### GIVEN INSTRUCTION
Quote, without change, all of the lines that follow.
**** DATA PROVIDED
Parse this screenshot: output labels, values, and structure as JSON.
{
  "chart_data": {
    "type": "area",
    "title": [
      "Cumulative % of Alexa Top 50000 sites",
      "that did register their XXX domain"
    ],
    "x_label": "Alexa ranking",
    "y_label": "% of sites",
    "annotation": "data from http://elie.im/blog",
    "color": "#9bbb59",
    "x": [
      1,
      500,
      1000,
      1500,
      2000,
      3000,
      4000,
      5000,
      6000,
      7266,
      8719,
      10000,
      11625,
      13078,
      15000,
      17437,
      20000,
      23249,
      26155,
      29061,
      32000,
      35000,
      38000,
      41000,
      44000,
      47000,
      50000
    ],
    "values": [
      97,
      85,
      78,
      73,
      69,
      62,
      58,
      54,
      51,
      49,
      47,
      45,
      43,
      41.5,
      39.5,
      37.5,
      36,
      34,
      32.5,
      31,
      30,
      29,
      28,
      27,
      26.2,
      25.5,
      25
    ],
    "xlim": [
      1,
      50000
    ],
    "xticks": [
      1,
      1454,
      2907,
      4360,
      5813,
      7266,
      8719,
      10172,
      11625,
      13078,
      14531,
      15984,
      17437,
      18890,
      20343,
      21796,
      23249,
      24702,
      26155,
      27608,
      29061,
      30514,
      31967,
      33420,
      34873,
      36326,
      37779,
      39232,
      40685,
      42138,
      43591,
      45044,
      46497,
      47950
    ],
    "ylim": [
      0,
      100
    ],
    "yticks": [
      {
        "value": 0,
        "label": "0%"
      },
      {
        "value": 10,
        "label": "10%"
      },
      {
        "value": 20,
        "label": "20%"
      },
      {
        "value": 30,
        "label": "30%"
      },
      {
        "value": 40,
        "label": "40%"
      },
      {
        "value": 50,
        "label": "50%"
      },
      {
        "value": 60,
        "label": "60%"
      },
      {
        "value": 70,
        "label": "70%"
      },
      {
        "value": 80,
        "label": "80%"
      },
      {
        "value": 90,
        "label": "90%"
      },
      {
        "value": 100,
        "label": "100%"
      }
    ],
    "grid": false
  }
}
********
### RESULT FOR THIS EXERCISE
Parse this screenshot: output labels, values, and structure as JSON.
{
  "chart_data": {
    "type": "area",
    "title": [
      "Cumulative % of Alexa Top 50000 sites",
      "that did register their XXX domain"
    ],
    "x_label": "Alexa ranking",
    "y_label": "% of sites",
    "annotation": "data from http://elie.im/blog",
    "color": "#9bbb59",
    "x": [
      1,
      500,
      1000,
      1500,
      2000,
      3000,
      4000,
      5000,
      6000,
      7266,
      8719,
      10000,
      11625,
      13078,
      15000,
      17437,
      20000,
      23249,
      26155,
      29061,
      32000,
      35000,
      38000,
      41000,
      44000,
      47000,
      50000
    ],
    "values": [
      97,
      85,
      78,
      73,
      69,
      62,
      58,
      54,
      51,
      49,
      47,
      45,
      43,
      41.5,
      39.5,
      37.5,
      36,
      34,
      32.5,
      31,
      30,
      29,
      28,
      27,
      26.2,
      25.5,
      25
    ],
    "xlim": [
      1,
      50000
    ],
    "xticks": [
      1,
      1454,
      2907,
      4360,
      5813,
      7266,
      8719,
      10172,
      11625,
      13078,
      14531,
      15984,
      17437,
      18890,
      20343,
      21796,
      23249,
      24702,
      26155,
      27608,
      29061,
      30514,
      31967,
      33420,
      34873,
      36326,
      37779,
      39232,
      40685,
      42138,
      43591,
      45044,
      46497,
      47950
    ],
    "ylim": [
      0,
      100
    ],
    "yticks": [
      {
        "value": 0,
        "label": "0%"
      },
      {
        "value": 10,
        "label": "10%"
      },
      {
        "value": 20,
        "label": "20%"
      },
      {
        "value": 30,
        "label": "30%"
      },
      {
        "value": 40,
        "label": "40%"
      },
      {
        "value": 50,
        "label": "50%"
      },
      {
        "value": 60,
        "label": "60%"
      },
      {
        "value": 70,
        "label": "70%"
      },
      {
        "value": 80,
        "label": "80%"
      },
      {
        "value": 90,
        "label": "90%"
      },
      {
        "value": 100,
        "label": "100%"
      }
    ],
    "grid": false
  }
}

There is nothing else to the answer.